Written exercise:
Omit the pictures, please, and give each record below again exactly.
====== Material provided ======
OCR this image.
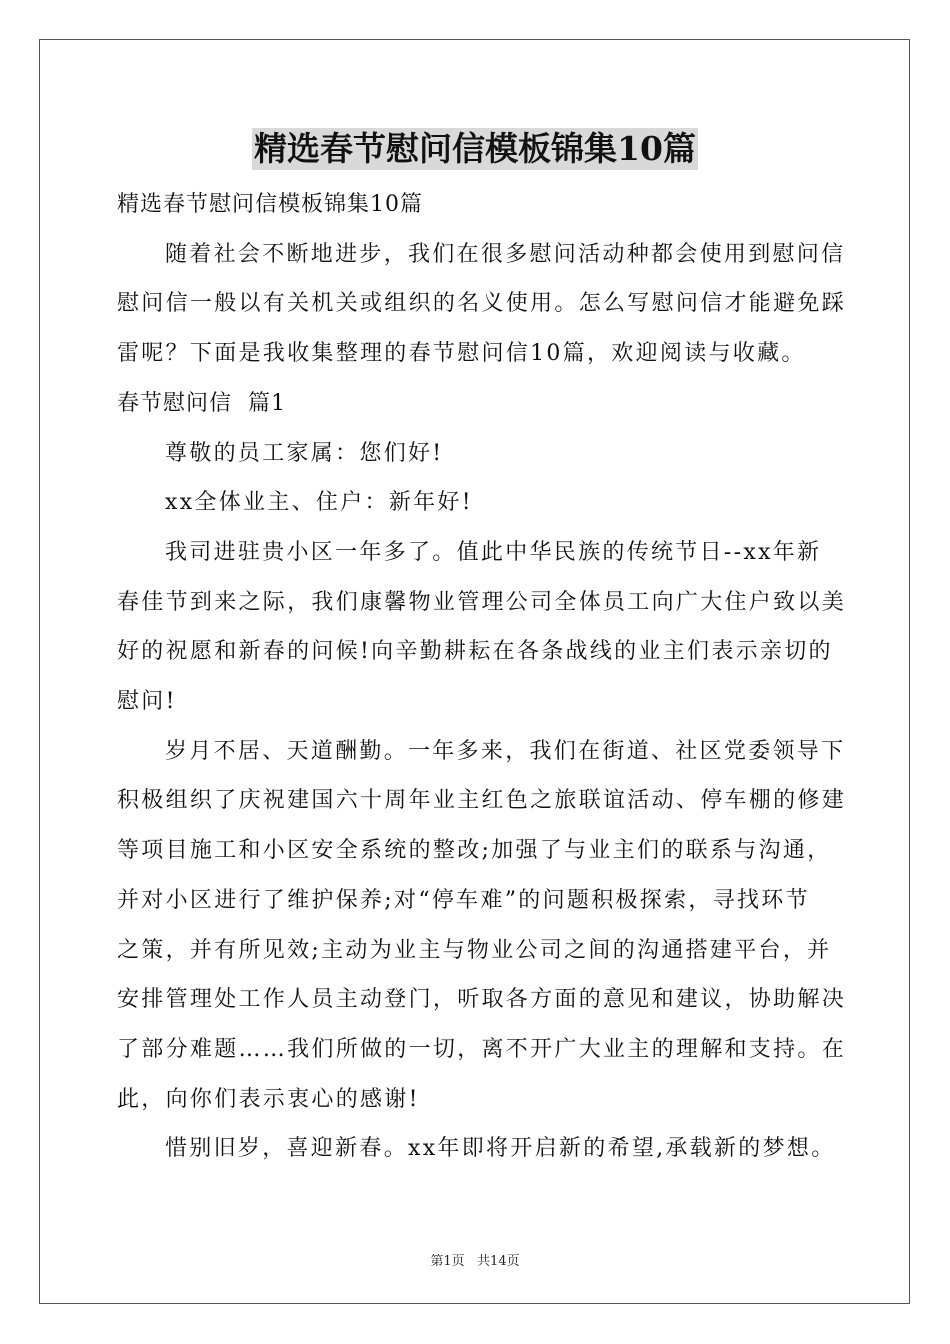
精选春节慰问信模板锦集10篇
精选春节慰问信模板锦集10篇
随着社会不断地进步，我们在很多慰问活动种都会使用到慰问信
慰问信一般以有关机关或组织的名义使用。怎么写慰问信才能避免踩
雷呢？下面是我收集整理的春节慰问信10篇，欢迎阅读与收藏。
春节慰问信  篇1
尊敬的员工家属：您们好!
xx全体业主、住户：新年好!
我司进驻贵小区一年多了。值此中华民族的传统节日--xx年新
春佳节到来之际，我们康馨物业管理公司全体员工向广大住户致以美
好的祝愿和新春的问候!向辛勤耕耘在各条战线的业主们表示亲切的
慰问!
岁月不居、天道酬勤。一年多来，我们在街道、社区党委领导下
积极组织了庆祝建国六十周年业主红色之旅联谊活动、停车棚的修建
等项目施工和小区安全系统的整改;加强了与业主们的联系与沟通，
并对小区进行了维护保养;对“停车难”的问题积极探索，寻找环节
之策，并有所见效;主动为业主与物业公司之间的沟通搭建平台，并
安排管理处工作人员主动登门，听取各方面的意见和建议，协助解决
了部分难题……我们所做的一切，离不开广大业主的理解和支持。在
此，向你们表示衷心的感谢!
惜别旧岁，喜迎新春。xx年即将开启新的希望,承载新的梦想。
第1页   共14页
======
Response to this exercise:
OCR this image.
精选春节慰问信模板锦集10篇
精选春节慰问信模板锦集10篇
随着社会不断地进步，我们在很多慰问活动种都会使用到慰问信
慰问信一般以有关机关或组织的名义使用。怎么写慰问信才能避免踩
雷呢？下面是我收集整理的春节慰问信10篇，欢迎阅读与收藏。
春节慰问信  篇1
尊敬的员工家属：您们好!
xx全体业主、住户：新年好!
我司进驻贵小区一年多了。值此中华民族的传统节日--xx年新
春佳节到来之际，我们康馨物业管理公司全体员工向广大住户致以美
好的祝愿和新春的问候!向辛勤耕耘在各条战线的业主们表示亲切的
慰问!
岁月不居、天道酬勤。一年多来，我们在街道、社区党委领导下
积极组织了庆祝建国六十周年业主红色之旅联谊活动、停车棚的修建
等项目施工和小区安全系统的整改;加强了与业主们的联系与沟通，
并对小区进行了维护保养;对“停车难”的问题积极探索，寻找环节
之策，并有所见效;主动为业主与物业公司之间的沟通搭建平台，并
安排管理处工作人员主动登门，听取各方面的意见和建议，协助解决
了部分难题……我们所做的一切，离不开广大业主的理解和支持。在
此，向你们表示衷心的感谢!
惜别旧岁，喜迎新春。xx年即将开启新的希望,承载新的梦想。
第1页   共14页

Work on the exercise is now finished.